**PROBLEM**
Every line of the material below must be repeated exactly.

Dataset items
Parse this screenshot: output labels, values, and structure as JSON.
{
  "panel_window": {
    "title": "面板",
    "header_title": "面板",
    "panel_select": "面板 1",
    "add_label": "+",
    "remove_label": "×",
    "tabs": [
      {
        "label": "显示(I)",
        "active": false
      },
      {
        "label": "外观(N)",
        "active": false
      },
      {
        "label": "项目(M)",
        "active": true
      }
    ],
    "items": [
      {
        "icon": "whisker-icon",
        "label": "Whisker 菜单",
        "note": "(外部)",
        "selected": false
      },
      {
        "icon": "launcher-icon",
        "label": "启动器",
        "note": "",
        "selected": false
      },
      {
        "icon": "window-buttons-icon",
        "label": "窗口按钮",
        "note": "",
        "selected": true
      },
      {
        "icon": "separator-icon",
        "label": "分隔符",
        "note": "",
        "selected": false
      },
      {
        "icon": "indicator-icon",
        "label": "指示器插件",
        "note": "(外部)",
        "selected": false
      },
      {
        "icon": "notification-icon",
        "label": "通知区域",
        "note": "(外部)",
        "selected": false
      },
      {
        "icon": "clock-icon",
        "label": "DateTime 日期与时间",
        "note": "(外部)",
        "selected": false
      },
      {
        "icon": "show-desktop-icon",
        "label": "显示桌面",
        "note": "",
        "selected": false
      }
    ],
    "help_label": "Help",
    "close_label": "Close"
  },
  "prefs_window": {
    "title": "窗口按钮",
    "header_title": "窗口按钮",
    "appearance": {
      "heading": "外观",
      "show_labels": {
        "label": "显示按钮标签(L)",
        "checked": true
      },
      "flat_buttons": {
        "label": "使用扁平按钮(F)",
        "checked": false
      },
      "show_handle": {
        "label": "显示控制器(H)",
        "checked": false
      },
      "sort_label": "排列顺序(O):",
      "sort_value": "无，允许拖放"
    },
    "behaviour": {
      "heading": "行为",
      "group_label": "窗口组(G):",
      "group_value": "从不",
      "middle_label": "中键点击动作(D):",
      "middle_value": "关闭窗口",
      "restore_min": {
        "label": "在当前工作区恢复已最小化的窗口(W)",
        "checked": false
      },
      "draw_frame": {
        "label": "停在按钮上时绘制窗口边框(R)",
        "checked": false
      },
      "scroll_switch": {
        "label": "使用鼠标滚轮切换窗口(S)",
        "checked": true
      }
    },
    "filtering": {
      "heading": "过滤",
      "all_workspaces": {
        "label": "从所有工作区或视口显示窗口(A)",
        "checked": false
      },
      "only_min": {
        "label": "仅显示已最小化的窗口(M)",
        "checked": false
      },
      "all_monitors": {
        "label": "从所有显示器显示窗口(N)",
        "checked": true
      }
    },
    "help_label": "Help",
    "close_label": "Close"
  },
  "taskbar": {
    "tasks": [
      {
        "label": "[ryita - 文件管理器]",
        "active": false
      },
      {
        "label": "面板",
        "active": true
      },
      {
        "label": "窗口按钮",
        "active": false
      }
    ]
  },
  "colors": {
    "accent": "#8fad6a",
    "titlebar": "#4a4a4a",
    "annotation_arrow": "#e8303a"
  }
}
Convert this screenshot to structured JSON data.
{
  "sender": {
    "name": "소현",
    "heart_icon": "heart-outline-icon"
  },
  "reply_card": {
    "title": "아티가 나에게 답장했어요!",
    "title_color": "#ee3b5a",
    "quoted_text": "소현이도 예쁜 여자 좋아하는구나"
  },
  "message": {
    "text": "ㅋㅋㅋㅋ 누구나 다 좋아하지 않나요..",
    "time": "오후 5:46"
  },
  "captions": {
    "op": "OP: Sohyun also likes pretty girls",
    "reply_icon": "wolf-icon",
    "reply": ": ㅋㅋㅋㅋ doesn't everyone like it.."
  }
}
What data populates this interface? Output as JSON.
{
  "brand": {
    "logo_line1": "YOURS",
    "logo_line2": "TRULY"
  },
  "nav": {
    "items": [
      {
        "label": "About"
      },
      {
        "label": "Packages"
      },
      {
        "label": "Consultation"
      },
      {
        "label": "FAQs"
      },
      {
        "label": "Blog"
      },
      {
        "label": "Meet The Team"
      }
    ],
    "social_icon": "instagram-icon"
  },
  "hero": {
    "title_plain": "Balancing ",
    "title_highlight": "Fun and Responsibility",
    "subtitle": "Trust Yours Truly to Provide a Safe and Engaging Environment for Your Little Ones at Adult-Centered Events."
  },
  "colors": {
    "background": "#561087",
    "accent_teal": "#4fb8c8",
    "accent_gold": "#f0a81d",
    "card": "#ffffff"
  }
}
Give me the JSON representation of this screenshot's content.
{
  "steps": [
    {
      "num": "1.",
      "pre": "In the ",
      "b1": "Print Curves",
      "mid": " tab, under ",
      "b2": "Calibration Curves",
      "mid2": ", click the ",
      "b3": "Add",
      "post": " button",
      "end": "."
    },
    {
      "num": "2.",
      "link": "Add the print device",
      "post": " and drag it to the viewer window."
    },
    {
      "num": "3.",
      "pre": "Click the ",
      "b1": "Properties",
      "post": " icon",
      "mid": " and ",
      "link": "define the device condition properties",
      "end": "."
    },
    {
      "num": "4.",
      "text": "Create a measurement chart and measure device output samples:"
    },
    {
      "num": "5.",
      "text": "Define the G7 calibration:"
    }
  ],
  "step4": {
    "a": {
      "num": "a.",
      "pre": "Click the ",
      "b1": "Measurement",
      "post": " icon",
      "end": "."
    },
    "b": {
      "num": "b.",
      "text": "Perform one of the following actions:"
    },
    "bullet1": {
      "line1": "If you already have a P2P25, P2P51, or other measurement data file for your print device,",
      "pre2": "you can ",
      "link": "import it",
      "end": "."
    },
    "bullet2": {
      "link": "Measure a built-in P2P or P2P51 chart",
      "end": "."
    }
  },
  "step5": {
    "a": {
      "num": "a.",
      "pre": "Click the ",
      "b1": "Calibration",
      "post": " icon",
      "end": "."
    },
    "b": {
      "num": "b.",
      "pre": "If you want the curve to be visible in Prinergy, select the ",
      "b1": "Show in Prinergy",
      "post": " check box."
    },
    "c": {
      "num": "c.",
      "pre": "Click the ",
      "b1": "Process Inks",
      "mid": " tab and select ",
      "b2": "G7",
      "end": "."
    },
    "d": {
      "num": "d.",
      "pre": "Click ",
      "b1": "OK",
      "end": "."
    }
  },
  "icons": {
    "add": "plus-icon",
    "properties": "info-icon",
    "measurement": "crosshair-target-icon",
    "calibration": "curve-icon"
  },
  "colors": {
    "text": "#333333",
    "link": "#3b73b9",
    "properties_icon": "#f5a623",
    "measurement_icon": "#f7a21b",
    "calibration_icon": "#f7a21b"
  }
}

**OUTPUT OF THE EXERCISE**
Parse this screenshot: output labels, values, and structure as JSON.
{
  "panel_window": {
    "title": "面板",
    "header_title": "面板",
    "panel_select": "面板 1",
    "add_label": "+",
    "remove_label": "×",
    "tabs": [
      {
        "label": "显示(I)",
        "active": false
      },
      {
        "label": "外观(N)",
        "active": false
      },
      {
        "label": "项目(M)",
        "active": true
      }
    ],
    "items": [
      {
        "icon": "whisker-icon",
        "label": "Whisker 菜单",
        "note": "(外部)",
        "selected": false
      },
      {
        "icon": "launcher-icon",
        "label": "启动器",
        "note": "",
        "selected": false
      },
      {
        "icon": "window-buttons-icon",
        "label": "窗口按钮",
        "note": "",
        "selected": true
      },
      {
        "icon": "separator-icon",
        "label": "分隔符",
        "note": "",
        "selected": false
      },
      {
        "icon": "indicator-icon",
        "label": "指示器插件",
        "note": "(外部)",
        "selected": false
      },
      {
        "icon": "notification-icon",
        "label": "通知区域",
        "note": "(外部)",
        "selected": false
      },
      {
        "icon": "clock-icon",
        "label": "DateTime 日期与时间",
        "note": "(外部)",
        "selected": false
      },
      {
        "icon": "show-desktop-icon",
        "label": "显示桌面",
        "note": "",
        "selected": false
      }
    ],
    "help_label": "Help",
    "close_label": "Close"
  },
  "prefs_window": {
    "title": "窗口按钮",
    "header_title": "窗口按钮",
    "appearance": {
      "heading": "外观",
      "show_labels": {
        "label": "显示按钮标签(L)",
        "checked": true
      },
      "flat_buttons": {
        "label": "使用扁平按钮(F)",
        "checked": false
      },
      "show_handle": {
        "label": "显示控制器(H)",
        "checked": false
      },
      "sort_label": "排列顺序(O):",
      "sort_value": "无，允许拖放"
    },
    "behaviour": {
      "heading": "行为",
      "group_label": "窗口组(G):",
      "group_value": "从不",
      "middle_label": "中键点击动作(D):",
      "middle_value": "关闭窗口",
      "restore_min": {
        "label": "在当前工作区恢复已最小化的窗口(W)",
        "checked": false
      },
      "draw_frame": {
        "label": "停在按钮上时绘制窗口边框(R)",
        "checked": false
      },
      "scroll_switch": {
        "label": "使用鼠标滚轮切换窗口(S)",
        "checked": true
      }
    },
    "filtering": {
      "heading": "过滤",
      "all_workspaces": {
        "label": "从所有工作区或视口显示窗口(A)",
        "checked": false
      },
      "only_min": {
        "label": "仅显示已最小化的窗口(M)",
        "checked": false
      },
      "all_monitors": {
        "label": "从所有显示器显示窗口(N)",
        "checked": true
      }
    },
    "help_label": "Help",
    "close_label": "Close"
  },
  "taskbar": {
    "tasks": [
      {
        "label": "[ryita - 文件管理器]",
        "active": false
      },
      {
        "label": "面板",
        "active": true
      },
      {
        "label": "窗口按钮",
        "active": false
      }
    ]
  },
  "colors": {
    "accent": "#8fad6a",
    "titlebar": "#4a4a4a",
    "annotation_arrow": "#e8303a"
  }
}
Convert this screenshot to structured JSON data.
{
  "sender": {
    "name": "소현",
    "heart_icon": "heart-outline-icon"
  },
  "reply_card": {
    "title": "아티가 나에게 답장했어요!",
    "title_color": "#ee3b5a",
    "quoted_text": "소현이도 예쁜 여자 좋아하는구나"
  },
  "message": {
    "text": "ㅋㅋㅋㅋ 누구나 다 좋아하지 않나요..",
    "time": "오후 5:46"
  },
  "captions": {
    "op": "OP: Sohyun also likes pretty girls",
    "reply_icon": "wolf-icon",
    "reply": ": ㅋㅋㅋㅋ doesn't everyone like it.."
  }
}
What data populates this interface? Output as JSON.
{
  "brand": {
    "logo_line1": "YOURS",
    "logo_line2": "TRULY"
  },
  "nav": {
    "items": [
      {
        "label": "About"
      },
      {
        "label": "Packages"
      },
      {
        "label": "Consultation"
      },
      {
        "label": "FAQs"
      },
      {
        "label": "Blog"
      },
      {
        "label": "Meet The Team"
      }
    ],
    "social_icon": "instagram-icon"
  },
  "hero": {
    "title_plain": "Balancing ",
    "title_highlight": "Fun and Responsibility",
    "subtitle": "Trust Yours Truly to Provide a Safe and Engaging Environment for Your Little Ones at Adult-Centered Events."
  },
  "colors": {
    "background": "#561087",
    "accent_teal": "#4fb8c8",
    "accent_gold": "#f0a81d",
    "card": "#ffffff"
  }
}
Give me the JSON representation of this screenshot's content.
{
  "steps": [
    {
      "num": "1.",
      "pre": "In the ",
      "b1": "Print Curves",
      "mid": " tab, under ",
      "b2": "Calibration Curves",
      "mid2": ", click the ",
      "b3": "Add",
      "post": " button",
      "end": "."
    },
    {
      "num": "2.",
      "link": "Add the print device",
      "post": " and drag it to the viewer window."
    },
    {
      "num": "3.",
      "pre": "Click the ",
      "b1": "Properties",
      "post": " icon",
      "mid": " and ",
      "link": "define the device condition properties",
      "end": "."
    },
    {
      "num": "4.",
      "text": "Create a measurement chart and measure device output samples:"
    },
    {
      "num": "5.",
      "text": "Define the G7 calibration:"
    }
  ],
  "step4": {
    "a": {
      "num": "a.",
      "pre": "Click the ",
      "b1": "Measurement",
      "post": " icon",
      "end": "."
    },
    "b": {
      "num": "b.",
      "text": "Perform one of the following actions:"
    },
    "bullet1": {
      "line1": "If you already have a P2P25, P2P51, or other measurement data file for your print device,",
      "pre2": "you can ",
      "link": "import it",
      "end": "."
    },
    "bullet2": {
      "link": "Measure a built-in P2P or P2P51 chart",
      "end": "."
    }
  },
  "step5": {
    "a": {
      "num": "a.",
      "pre": "Click the ",
      "b1": "Calibration",
      "post": " icon",
      "end": "."
    },
    "b": {
      "num": "b.",
      "pre": "If you want the curve to be visible in Prinergy, select the ",
      "b1": "Show in Prinergy",
      "post": " check box."
    },
    "c": {
      "num": "c.",
      "pre": "Click the ",
      "b1": "Process Inks",
      "mid": " tab and select ",
      "b2": "G7",
      "end": "."
    },
    "d": {
      "num": "d.",
      "pre": "Click ",
      "b1": "OK",
      "end": "."
    }
  },
  "icons": {
    "add": "plus-icon",
    "properties": "info-icon",
    "measurement": "crosshair-target-icon",
    "calibration": "curve-icon"
  },
  "colors": {
    "text": "#333333",
    "link": "#3b73b9",
    "properties_icon": "#f5a623",
    "measurement_icon": "#f7a21b",
    "calibration_icon": "#f7a21b"
  }
}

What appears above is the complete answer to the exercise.